» Objective
Search the material below for the string "this" and list each line that holds it.
[Start]
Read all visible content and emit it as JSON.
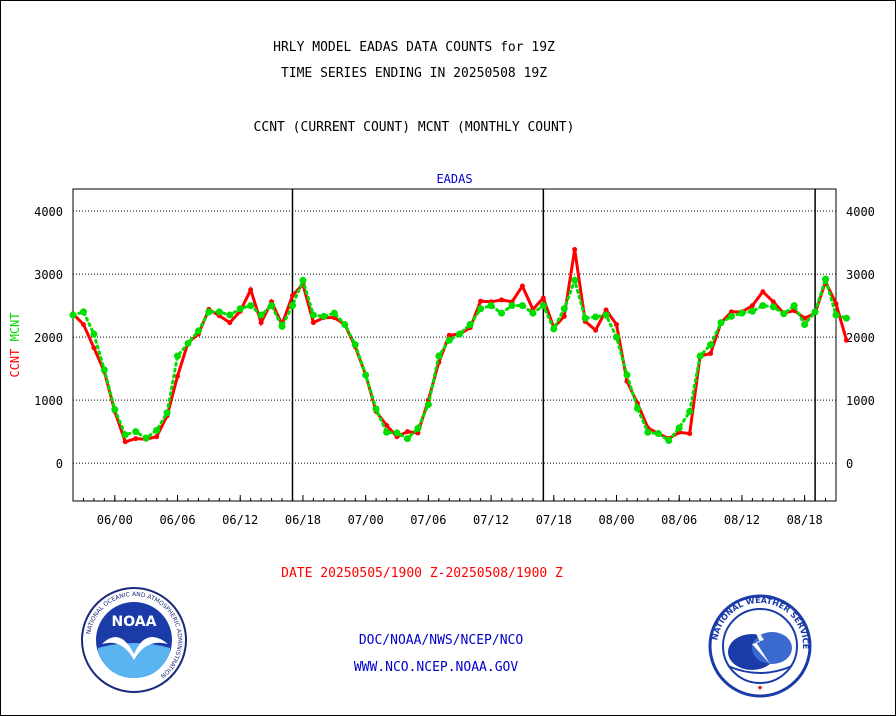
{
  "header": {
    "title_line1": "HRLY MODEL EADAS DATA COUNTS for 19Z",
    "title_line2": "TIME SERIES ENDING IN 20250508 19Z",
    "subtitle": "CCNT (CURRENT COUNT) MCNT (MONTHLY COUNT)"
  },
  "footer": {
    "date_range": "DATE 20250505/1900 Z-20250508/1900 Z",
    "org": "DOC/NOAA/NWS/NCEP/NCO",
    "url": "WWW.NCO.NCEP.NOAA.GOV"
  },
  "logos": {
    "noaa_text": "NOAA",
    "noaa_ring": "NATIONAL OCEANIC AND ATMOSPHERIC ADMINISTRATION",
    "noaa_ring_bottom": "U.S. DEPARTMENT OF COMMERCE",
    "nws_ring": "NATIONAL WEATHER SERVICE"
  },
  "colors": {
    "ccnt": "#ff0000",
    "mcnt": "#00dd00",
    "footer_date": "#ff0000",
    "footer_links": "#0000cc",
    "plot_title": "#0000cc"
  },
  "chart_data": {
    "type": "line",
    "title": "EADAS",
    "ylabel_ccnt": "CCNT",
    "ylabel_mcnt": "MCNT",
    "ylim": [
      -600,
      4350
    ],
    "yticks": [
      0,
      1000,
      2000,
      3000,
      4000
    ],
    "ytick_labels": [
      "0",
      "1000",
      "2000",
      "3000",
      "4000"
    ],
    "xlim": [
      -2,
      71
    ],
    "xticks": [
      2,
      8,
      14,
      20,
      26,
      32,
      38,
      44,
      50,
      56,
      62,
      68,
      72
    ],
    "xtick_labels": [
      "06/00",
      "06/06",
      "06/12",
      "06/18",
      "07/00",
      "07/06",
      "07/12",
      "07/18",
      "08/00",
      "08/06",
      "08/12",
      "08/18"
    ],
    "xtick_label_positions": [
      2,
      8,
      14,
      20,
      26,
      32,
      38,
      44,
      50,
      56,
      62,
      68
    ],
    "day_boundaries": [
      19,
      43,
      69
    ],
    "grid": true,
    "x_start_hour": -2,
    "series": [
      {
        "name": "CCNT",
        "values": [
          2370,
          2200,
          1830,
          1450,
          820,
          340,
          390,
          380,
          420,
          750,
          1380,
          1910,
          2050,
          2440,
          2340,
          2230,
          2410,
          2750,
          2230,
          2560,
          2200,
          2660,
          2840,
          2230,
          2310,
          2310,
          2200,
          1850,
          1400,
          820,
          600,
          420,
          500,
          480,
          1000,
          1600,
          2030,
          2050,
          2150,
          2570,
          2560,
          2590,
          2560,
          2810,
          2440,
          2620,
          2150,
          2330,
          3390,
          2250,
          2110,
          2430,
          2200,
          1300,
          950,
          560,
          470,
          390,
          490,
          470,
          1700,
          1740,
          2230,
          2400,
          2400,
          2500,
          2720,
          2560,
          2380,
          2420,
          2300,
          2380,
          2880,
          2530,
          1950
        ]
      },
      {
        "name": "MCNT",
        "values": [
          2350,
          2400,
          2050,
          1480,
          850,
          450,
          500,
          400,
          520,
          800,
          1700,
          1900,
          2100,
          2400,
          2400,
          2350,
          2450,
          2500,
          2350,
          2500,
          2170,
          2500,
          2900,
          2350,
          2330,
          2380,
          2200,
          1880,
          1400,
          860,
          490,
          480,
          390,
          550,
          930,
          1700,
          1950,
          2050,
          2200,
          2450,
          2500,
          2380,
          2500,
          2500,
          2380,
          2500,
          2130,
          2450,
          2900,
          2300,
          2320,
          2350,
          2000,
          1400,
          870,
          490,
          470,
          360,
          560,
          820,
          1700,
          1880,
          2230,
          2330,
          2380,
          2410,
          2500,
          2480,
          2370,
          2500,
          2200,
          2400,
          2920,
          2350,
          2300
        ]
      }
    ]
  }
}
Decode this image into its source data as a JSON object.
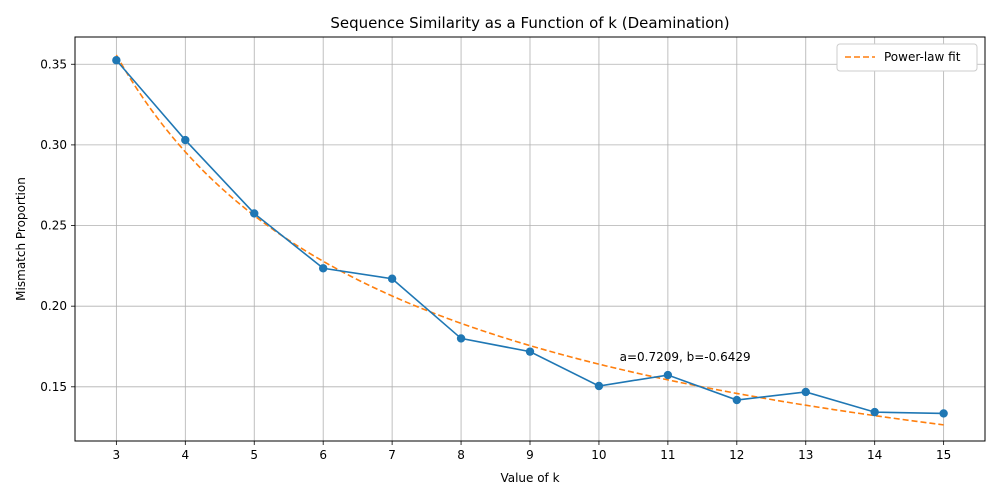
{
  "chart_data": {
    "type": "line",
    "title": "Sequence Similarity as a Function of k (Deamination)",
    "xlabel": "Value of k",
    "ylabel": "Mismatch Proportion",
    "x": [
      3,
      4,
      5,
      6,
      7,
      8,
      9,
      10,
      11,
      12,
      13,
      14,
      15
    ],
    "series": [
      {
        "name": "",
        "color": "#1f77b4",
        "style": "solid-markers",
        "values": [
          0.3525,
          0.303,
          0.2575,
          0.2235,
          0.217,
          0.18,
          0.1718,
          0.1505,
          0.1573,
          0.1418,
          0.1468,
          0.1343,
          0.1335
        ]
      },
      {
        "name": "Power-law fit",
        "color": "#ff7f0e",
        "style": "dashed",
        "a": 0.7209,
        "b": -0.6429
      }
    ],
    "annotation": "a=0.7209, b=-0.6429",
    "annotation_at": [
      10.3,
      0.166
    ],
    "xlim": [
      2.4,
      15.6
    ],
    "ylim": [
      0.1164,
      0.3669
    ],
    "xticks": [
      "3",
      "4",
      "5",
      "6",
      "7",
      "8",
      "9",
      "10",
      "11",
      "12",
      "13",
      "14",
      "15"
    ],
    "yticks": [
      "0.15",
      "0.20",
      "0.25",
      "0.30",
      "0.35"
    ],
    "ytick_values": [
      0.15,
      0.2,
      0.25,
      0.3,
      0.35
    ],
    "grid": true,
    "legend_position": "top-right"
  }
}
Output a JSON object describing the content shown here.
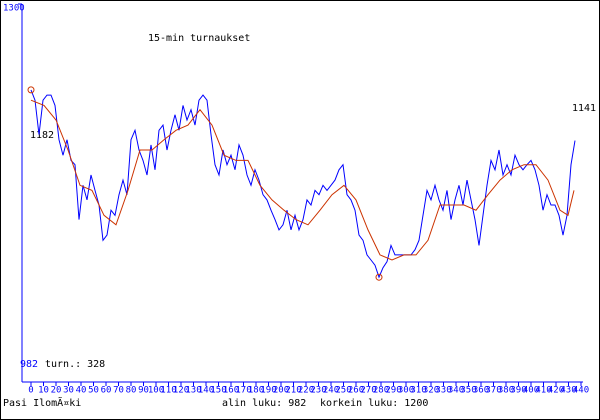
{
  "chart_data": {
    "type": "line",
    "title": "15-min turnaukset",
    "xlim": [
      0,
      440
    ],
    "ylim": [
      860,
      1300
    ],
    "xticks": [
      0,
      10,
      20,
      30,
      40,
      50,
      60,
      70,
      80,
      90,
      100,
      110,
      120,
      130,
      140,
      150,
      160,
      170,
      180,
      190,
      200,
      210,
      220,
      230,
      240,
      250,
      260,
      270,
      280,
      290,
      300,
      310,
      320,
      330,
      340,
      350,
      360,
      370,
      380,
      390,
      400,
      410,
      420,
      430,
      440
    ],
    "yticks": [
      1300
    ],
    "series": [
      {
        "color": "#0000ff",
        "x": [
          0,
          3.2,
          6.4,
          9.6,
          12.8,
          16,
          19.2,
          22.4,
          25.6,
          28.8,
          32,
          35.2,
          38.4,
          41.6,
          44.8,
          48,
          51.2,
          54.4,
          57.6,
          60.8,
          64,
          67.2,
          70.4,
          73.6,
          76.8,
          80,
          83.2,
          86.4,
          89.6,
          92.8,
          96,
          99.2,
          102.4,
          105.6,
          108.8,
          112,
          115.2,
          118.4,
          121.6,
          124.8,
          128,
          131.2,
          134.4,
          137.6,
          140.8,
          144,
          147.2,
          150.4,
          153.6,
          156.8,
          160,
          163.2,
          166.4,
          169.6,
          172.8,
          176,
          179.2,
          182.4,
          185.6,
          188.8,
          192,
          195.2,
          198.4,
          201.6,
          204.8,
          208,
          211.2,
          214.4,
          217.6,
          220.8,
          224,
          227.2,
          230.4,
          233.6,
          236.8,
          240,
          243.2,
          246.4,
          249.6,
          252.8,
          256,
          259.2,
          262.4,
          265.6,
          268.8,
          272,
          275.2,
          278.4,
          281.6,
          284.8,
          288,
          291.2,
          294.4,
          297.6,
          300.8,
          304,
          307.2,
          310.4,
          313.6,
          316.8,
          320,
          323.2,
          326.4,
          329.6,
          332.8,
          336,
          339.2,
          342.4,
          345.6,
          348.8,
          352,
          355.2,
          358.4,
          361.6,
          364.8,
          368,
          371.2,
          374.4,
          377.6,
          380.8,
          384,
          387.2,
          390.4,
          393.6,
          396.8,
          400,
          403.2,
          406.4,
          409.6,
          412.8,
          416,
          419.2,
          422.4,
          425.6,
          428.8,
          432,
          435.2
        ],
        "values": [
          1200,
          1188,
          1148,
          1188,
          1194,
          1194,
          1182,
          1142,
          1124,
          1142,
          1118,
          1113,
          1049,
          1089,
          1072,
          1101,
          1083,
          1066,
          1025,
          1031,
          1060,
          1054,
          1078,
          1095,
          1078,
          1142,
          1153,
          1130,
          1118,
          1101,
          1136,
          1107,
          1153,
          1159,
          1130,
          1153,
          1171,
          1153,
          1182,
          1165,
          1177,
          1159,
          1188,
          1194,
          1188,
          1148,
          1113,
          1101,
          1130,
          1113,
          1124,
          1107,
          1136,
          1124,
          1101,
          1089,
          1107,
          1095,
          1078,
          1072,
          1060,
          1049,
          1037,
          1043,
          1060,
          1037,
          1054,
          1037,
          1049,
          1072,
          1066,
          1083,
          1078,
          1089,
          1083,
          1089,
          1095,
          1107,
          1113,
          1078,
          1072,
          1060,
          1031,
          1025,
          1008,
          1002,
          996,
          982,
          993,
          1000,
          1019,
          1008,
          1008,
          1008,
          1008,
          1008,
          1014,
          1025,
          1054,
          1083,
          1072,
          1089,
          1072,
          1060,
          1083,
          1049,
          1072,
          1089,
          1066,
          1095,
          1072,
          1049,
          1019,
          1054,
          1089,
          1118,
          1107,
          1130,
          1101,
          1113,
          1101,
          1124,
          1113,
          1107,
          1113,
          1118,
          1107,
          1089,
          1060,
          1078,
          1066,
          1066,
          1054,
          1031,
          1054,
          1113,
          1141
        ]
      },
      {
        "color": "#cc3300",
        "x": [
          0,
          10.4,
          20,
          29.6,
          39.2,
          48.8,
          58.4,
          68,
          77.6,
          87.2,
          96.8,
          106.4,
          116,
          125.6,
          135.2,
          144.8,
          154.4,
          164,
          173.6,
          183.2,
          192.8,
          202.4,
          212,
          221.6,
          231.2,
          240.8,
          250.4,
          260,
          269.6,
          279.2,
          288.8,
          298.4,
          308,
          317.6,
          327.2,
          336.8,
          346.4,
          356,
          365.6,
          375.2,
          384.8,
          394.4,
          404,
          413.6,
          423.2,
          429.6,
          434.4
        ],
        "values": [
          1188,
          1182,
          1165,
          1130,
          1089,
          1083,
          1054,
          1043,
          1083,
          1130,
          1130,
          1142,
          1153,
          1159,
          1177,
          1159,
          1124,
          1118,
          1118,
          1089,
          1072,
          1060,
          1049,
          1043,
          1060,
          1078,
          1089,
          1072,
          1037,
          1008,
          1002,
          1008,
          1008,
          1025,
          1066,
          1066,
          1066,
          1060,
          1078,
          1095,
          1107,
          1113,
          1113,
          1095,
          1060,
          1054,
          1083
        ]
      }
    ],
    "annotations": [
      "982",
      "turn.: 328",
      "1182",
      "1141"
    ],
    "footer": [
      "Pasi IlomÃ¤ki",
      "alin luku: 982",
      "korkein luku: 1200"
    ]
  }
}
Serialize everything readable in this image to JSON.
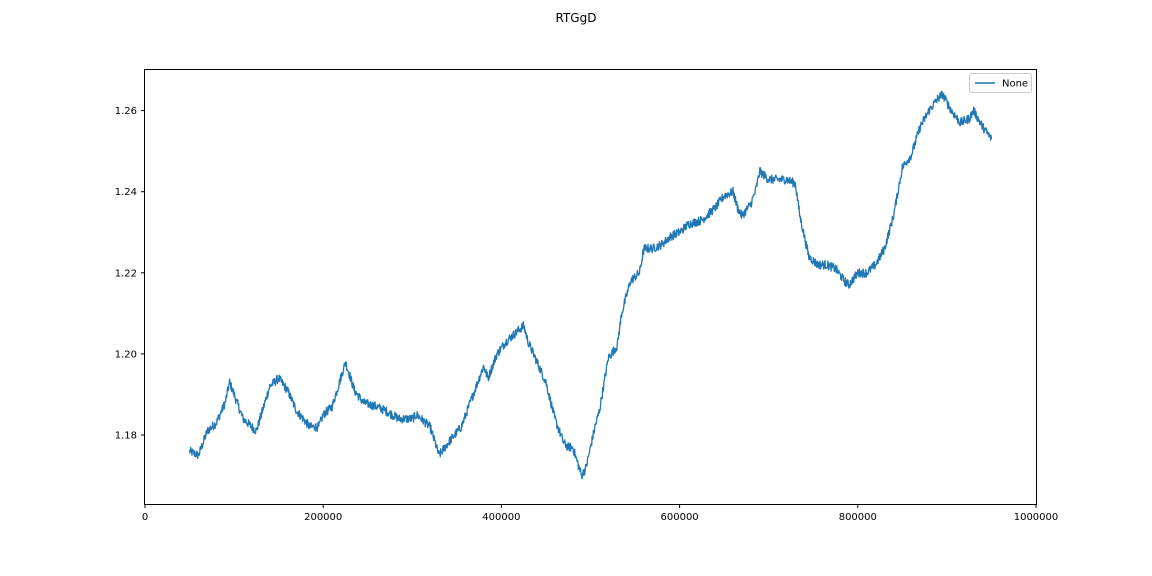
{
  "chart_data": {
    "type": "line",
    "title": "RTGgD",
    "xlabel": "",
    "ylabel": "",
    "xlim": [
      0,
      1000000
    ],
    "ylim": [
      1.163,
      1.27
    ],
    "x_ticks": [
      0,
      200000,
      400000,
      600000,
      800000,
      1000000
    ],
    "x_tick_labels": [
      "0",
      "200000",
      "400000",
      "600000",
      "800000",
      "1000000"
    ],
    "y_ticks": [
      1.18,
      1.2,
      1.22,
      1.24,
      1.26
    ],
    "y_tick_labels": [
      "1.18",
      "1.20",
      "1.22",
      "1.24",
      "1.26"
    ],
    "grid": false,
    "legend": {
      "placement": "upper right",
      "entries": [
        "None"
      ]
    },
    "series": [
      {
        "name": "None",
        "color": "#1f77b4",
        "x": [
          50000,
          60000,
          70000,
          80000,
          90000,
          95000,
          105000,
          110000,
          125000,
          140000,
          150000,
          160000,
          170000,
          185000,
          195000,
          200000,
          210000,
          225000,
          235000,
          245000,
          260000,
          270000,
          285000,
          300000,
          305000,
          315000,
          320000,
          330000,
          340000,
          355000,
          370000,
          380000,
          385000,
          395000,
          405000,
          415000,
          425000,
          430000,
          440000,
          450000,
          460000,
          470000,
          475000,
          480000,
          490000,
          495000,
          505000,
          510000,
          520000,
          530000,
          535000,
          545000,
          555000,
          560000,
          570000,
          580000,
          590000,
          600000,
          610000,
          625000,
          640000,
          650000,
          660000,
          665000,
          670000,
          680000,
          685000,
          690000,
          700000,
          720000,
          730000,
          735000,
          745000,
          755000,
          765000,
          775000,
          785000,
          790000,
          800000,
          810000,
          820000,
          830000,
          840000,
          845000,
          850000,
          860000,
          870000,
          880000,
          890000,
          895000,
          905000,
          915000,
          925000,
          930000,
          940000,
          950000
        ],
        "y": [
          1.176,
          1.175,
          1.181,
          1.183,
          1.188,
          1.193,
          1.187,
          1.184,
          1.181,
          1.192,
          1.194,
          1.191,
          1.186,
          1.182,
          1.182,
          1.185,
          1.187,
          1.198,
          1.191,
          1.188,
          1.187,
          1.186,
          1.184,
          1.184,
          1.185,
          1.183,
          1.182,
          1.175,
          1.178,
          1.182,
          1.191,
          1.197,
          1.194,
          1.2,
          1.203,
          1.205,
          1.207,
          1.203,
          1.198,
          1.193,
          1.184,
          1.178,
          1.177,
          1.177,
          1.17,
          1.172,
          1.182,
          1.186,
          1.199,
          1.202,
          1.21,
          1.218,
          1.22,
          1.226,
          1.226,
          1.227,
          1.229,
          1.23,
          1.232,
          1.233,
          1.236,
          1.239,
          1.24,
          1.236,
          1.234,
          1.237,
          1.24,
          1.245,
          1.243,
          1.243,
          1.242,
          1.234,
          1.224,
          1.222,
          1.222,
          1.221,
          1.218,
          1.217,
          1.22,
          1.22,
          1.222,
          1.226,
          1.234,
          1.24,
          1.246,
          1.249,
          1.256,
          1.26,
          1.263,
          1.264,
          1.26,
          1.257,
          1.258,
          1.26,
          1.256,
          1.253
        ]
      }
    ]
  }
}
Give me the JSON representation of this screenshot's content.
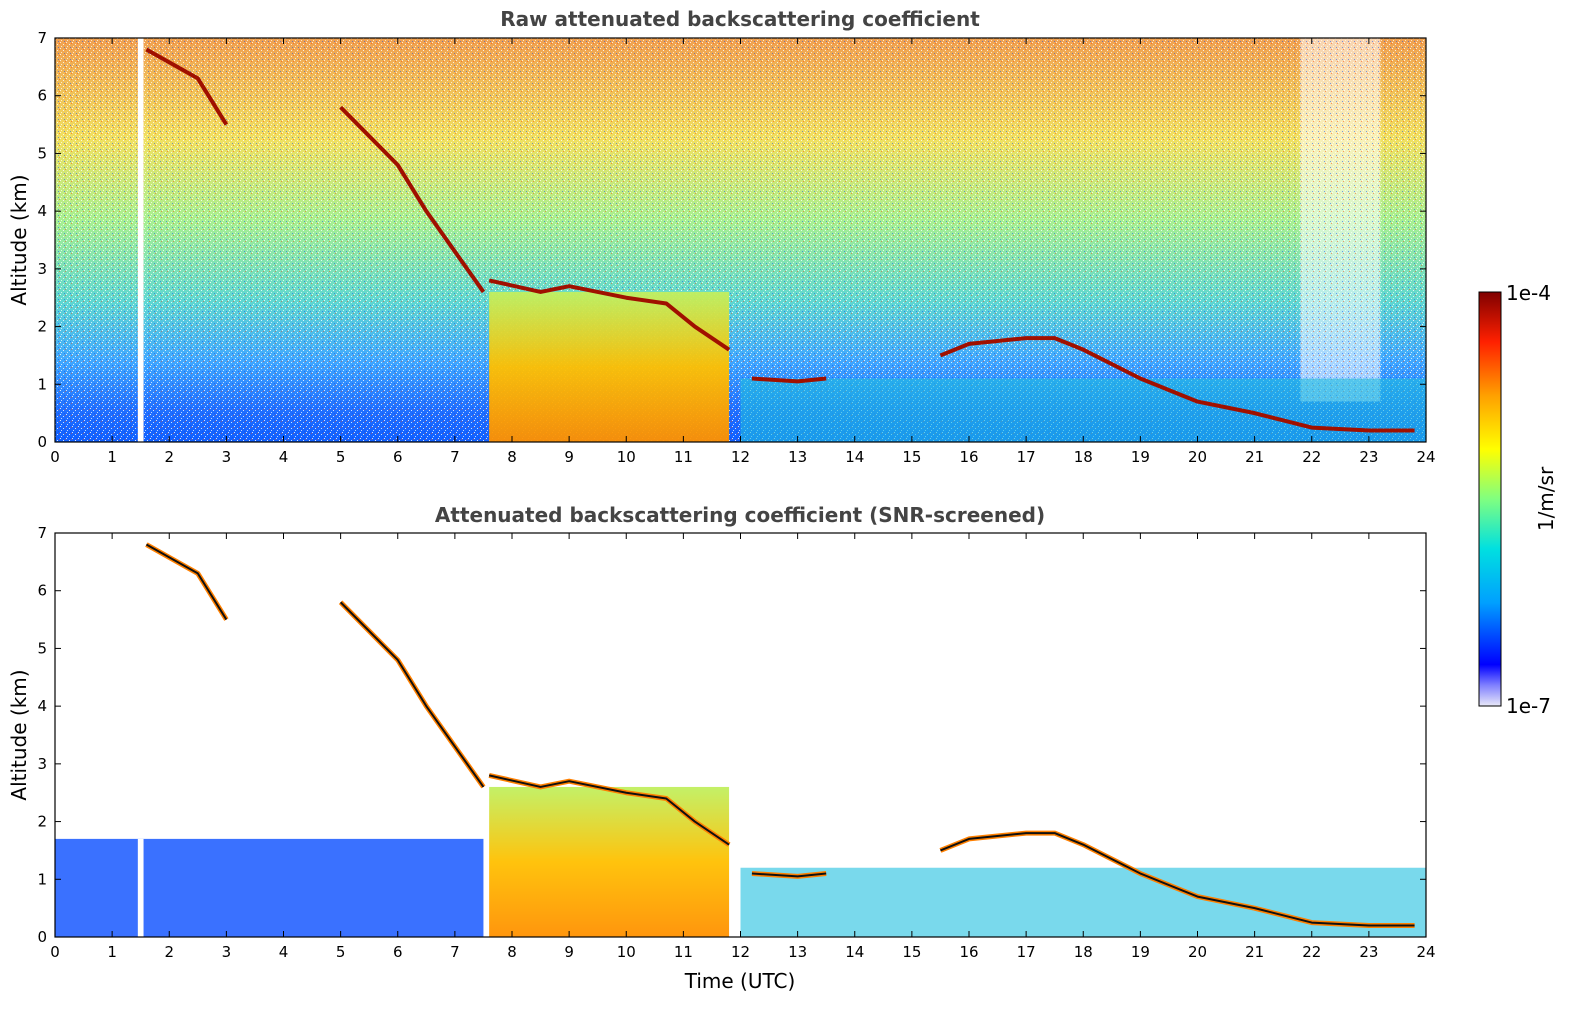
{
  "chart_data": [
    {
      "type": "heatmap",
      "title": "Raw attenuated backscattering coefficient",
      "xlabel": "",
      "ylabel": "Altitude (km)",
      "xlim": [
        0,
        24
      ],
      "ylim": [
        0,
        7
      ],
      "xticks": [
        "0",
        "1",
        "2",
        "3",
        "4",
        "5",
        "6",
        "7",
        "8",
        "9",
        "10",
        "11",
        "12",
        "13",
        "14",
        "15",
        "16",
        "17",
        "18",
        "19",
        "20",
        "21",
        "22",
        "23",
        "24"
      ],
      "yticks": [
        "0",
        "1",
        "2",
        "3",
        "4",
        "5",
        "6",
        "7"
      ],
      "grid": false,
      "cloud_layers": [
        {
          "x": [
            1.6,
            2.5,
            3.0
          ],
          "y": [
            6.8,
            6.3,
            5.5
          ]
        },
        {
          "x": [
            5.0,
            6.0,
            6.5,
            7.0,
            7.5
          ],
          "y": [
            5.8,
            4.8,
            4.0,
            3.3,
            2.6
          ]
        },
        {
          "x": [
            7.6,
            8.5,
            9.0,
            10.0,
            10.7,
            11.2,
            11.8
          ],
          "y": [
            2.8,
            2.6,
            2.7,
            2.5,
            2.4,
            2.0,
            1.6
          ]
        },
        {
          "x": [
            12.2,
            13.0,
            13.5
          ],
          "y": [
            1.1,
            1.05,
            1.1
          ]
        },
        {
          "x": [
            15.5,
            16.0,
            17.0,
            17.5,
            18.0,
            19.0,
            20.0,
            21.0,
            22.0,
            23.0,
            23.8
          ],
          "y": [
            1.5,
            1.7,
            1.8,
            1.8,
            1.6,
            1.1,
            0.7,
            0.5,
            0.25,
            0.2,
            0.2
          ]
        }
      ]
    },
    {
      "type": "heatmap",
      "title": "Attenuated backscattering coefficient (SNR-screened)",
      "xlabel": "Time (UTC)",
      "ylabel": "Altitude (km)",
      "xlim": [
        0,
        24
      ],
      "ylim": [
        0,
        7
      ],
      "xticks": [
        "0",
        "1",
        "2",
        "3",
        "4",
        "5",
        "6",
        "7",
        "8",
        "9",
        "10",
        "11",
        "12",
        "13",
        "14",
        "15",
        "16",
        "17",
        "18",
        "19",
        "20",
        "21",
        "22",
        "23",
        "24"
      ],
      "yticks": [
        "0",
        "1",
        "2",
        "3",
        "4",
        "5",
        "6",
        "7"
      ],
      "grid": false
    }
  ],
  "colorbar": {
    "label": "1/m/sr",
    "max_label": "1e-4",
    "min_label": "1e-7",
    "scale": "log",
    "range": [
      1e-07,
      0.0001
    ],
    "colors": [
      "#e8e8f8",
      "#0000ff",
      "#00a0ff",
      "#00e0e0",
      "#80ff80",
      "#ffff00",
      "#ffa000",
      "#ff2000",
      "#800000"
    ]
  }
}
[End]
» Task response
Decode this image into its source data as a JSON object.
Serialize everything readable in this image to JSON.
Give me the JSON representation of this screenshot's content.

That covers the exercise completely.